- [WORK TO COMPLETE]
Render every entry verbatim.

>>>>>

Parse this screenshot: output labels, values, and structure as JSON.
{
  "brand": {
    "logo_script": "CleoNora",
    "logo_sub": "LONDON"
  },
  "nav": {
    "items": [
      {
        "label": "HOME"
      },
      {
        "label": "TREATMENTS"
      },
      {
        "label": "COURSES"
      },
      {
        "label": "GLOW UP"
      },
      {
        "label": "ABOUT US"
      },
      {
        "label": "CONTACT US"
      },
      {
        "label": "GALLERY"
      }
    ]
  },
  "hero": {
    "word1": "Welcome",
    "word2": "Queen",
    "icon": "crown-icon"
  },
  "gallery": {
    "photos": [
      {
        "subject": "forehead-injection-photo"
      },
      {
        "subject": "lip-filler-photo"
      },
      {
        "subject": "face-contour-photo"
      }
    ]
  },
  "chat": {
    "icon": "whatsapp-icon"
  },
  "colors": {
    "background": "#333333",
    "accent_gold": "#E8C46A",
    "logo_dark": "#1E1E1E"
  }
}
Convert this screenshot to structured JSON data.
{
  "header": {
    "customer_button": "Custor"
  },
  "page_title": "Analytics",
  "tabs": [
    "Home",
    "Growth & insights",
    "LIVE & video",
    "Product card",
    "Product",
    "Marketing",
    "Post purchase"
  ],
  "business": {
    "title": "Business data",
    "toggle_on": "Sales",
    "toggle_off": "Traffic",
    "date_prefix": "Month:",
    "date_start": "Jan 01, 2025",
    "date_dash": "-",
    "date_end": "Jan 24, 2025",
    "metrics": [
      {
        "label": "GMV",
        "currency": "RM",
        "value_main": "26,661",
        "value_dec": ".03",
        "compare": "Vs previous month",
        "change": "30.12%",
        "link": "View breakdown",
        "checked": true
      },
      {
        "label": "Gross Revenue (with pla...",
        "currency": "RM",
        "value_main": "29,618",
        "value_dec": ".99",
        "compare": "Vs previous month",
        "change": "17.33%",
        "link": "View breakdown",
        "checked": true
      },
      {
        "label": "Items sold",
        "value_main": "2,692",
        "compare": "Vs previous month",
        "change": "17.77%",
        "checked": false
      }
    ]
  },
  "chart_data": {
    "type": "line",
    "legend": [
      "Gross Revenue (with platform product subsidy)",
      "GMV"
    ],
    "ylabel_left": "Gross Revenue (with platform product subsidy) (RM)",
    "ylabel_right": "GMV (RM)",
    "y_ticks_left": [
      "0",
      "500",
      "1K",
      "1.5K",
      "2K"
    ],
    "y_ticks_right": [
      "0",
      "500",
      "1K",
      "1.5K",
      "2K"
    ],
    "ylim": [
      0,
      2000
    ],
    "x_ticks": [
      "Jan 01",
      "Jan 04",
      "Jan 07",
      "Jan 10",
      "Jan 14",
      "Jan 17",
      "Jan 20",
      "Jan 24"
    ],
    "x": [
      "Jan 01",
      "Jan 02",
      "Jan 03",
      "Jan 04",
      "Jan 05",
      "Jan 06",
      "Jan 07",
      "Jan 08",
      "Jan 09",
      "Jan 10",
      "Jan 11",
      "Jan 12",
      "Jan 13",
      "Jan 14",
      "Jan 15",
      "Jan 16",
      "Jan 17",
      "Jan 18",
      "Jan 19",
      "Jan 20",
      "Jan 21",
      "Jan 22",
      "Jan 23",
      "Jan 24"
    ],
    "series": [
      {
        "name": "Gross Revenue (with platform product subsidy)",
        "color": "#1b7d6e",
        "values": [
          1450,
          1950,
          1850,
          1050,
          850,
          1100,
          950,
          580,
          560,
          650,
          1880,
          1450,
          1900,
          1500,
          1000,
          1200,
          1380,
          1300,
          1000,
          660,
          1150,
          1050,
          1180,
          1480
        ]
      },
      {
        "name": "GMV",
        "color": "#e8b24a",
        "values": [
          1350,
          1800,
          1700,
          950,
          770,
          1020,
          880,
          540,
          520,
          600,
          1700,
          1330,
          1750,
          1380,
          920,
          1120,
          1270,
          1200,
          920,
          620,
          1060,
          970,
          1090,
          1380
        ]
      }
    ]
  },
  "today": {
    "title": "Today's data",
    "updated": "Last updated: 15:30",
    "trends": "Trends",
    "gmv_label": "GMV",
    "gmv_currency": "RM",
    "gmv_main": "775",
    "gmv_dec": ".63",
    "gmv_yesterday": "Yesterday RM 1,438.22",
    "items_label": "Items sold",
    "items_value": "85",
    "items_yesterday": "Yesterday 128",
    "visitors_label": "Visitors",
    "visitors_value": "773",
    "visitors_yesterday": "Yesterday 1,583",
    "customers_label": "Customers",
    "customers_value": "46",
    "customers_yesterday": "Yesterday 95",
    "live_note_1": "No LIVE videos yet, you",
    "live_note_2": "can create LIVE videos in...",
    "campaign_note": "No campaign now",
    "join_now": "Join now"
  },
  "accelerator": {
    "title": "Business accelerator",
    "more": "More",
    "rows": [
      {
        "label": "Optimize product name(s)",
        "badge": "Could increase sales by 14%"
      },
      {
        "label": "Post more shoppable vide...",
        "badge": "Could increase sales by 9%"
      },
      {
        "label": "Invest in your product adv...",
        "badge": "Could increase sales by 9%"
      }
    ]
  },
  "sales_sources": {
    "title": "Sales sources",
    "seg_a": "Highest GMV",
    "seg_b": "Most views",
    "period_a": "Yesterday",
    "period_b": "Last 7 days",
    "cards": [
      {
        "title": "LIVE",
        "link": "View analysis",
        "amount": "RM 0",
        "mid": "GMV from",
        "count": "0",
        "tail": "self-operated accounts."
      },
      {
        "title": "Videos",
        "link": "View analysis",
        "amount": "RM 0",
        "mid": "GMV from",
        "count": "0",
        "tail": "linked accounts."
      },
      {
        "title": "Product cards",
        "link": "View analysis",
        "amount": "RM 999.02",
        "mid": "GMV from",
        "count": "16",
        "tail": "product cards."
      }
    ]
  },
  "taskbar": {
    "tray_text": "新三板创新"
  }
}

<<<<<

- [PROBLEM SOLUTION]
Parse this screenshot: output labels, values, and structure as JSON.
{
  "brand": {
    "logo_script": "CleoNora",
    "logo_sub": "LONDON"
  },
  "nav": {
    "items": [
      {
        "label": "HOME"
      },
      {
        "label": "TREATMENTS"
      },
      {
        "label": "COURSES"
      },
      {
        "label": "GLOW UP"
      },
      {
        "label": "ABOUT US"
      },
      {
        "label": "CONTACT US"
      },
      {
        "label": "GALLERY"
      }
    ]
  },
  "hero": {
    "word1": "Welcome",
    "word2": "Queen",
    "icon": "crown-icon"
  },
  "gallery": {
    "photos": [
      {
        "subject": "forehead-injection-photo"
      },
      {
        "subject": "lip-filler-photo"
      },
      {
        "subject": "face-contour-photo"
      }
    ]
  },
  "chat": {
    "icon": "whatsapp-icon"
  },
  "colors": {
    "background": "#333333",
    "accent_gold": "#E8C46A",
    "logo_dark": "#1E1E1E"
  }
}
Convert this screenshot to structured JSON data.
{
  "header": {
    "customer_button": "Custor"
  },
  "page_title": "Analytics",
  "tabs": [
    "Home",
    "Growth & insights",
    "LIVE & video",
    "Product card",
    "Product",
    "Marketing",
    "Post purchase"
  ],
  "business": {
    "title": "Business data",
    "toggle_on": "Sales",
    "toggle_off": "Traffic",
    "date_prefix": "Month:",
    "date_start": "Jan 01, 2025",
    "date_dash": "-",
    "date_end": "Jan 24, 2025",
    "metrics": [
      {
        "label": "GMV",
        "currency": "RM",
        "value_main": "26,661",
        "value_dec": ".03",
        "compare": "Vs previous month",
        "change": "30.12%",
        "link": "View breakdown",
        "checked": true
      },
      {
        "label": "Gross Revenue (with pla...",
        "currency": "RM",
        "value_main": "29,618",
        "value_dec": ".99",
        "compare": "Vs previous month",
        "change": "17.33%",
        "link": "View breakdown",
        "checked": true
      },
      {
        "label": "Items sold",
        "value_main": "2,692",
        "compare": "Vs previous month",
        "change": "17.77%",
        "checked": false
      }
    ]
  },
  "chart_data": {
    "type": "line",
    "legend": [
      "Gross Revenue (with platform product subsidy)",
      "GMV"
    ],
    "ylabel_left": "Gross Revenue (with platform product subsidy) (RM)",
    "ylabel_right": "GMV (RM)",
    "y_ticks_left": [
      "0",
      "500",
      "1K",
      "1.5K",
      "2K"
    ],
    "y_ticks_right": [
      "0",
      "500",
      "1K",
      "1.5K",
      "2K"
    ],
    "ylim": [
      0,
      2000
    ],
    "x_ticks": [
      "Jan 01",
      "Jan 04",
      "Jan 07",
      "Jan 10",
      "Jan 14",
      "Jan 17",
      "Jan 20",
      "Jan 24"
    ],
    "x": [
      "Jan 01",
      "Jan 02",
      "Jan 03",
      "Jan 04",
      "Jan 05",
      "Jan 06",
      "Jan 07",
      "Jan 08",
      "Jan 09",
      "Jan 10",
      "Jan 11",
      "Jan 12",
      "Jan 13",
      "Jan 14",
      "Jan 15",
      "Jan 16",
      "Jan 17",
      "Jan 18",
      "Jan 19",
      "Jan 20",
      "Jan 21",
      "Jan 22",
      "Jan 23",
      "Jan 24"
    ],
    "series": [
      {
        "name": "Gross Revenue (with platform product subsidy)",
        "color": "#1b7d6e",
        "values": [
          1450,
          1950,
          1850,
          1050,
          850,
          1100,
          950,
          580,
          560,
          650,
          1880,
          1450,
          1900,
          1500,
          1000,
          1200,
          1380,
          1300,
          1000,
          660,
          1150,
          1050,
          1180,
          1480
        ]
      },
      {
        "name": "GMV",
        "color": "#e8b24a",
        "values": [
          1350,
          1800,
          1700,
          950,
          770,
          1020,
          880,
          540,
          520,
          600,
          1700,
          1330,
          1750,
          1380,
          920,
          1120,
          1270,
          1200,
          920,
          620,
          1060,
          970,
          1090,
          1380
        ]
      }
    ]
  },
  "today": {
    "title": "Today's data",
    "updated": "Last updated: 15:30",
    "trends": "Trends",
    "gmv_label": "GMV",
    "gmv_currency": "RM",
    "gmv_main": "775",
    "gmv_dec": ".63",
    "gmv_yesterday": "Yesterday RM 1,438.22",
    "items_label": "Items sold",
    "items_value": "85",
    "items_yesterday": "Yesterday 128",
    "visitors_label": "Visitors",
    "visitors_value": "773",
    "visitors_yesterday": "Yesterday 1,583",
    "customers_label": "Customers",
    "customers_value": "46",
    "customers_yesterday": "Yesterday 95",
    "live_note_1": "No LIVE videos yet, you",
    "live_note_2": "can create LIVE videos in...",
    "campaign_note": "No campaign now",
    "join_now": "Join now"
  },
  "accelerator": {
    "title": "Business accelerator",
    "more": "More",
    "rows": [
      {
        "label": "Optimize product name(s)",
        "badge": "Could increase sales by 14%"
      },
      {
        "label": "Post more shoppable vide...",
        "badge": "Could increase sales by 9%"
      },
      {
        "label": "Invest in your product adv...",
        "badge": "Could increase sales by 9%"
      }
    ]
  },
  "sales_sources": {
    "title": "Sales sources",
    "seg_a": "Highest GMV",
    "seg_b": "Most views",
    "period_a": "Yesterday",
    "period_b": "Last 7 days",
    "cards": [
      {
        "title": "LIVE",
        "link": "View analysis",
        "amount": "RM 0",
        "mid": "GMV from",
        "count": "0",
        "tail": "self-operated accounts."
      },
      {
        "title": "Videos",
        "link": "View analysis",
        "amount": "RM 0",
        "mid": "GMV from",
        "count": "0",
        "tail": "linked accounts."
      },
      {
        "title": "Product cards",
        "link": "View analysis",
        "amount": "RM 999.02",
        "mid": "GMV from",
        "count": "16",
        "tail": "product cards."
      }
    ]
  },
  "taskbar": {
    "tray_text": "新三板创新"
  }
}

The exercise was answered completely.